● **Instruction**
Each line that holds the word "using" counts once; give the total number of such lines and nothing else.
>> Start Dataset content
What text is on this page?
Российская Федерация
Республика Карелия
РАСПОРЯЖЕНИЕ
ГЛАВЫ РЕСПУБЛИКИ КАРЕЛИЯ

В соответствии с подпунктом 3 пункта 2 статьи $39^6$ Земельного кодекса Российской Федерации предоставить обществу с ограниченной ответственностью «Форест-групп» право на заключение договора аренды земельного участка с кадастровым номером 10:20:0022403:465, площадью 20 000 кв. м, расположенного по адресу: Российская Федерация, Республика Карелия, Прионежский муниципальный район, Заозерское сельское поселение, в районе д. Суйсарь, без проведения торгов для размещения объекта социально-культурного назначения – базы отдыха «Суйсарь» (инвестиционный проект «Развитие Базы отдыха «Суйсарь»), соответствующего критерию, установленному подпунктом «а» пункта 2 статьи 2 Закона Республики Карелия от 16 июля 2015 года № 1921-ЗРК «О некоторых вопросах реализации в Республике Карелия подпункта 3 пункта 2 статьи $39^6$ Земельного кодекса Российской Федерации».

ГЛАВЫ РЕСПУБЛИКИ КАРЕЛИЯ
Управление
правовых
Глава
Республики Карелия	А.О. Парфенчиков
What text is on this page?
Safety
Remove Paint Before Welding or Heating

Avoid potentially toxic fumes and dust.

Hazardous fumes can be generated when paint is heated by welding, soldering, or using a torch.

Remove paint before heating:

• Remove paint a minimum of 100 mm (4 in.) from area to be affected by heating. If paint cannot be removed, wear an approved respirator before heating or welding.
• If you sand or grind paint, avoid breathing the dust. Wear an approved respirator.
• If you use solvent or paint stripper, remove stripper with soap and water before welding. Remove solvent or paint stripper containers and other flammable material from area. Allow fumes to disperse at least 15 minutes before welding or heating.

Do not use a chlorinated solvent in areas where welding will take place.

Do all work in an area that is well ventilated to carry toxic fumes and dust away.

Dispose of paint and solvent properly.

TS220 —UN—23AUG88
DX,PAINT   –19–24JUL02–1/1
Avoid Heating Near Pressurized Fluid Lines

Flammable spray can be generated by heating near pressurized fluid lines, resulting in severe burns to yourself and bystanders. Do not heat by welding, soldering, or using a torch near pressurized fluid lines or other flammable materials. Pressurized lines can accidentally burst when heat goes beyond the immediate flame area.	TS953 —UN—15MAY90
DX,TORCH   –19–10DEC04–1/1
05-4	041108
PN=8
>> End Dataset content
● **The solution**
2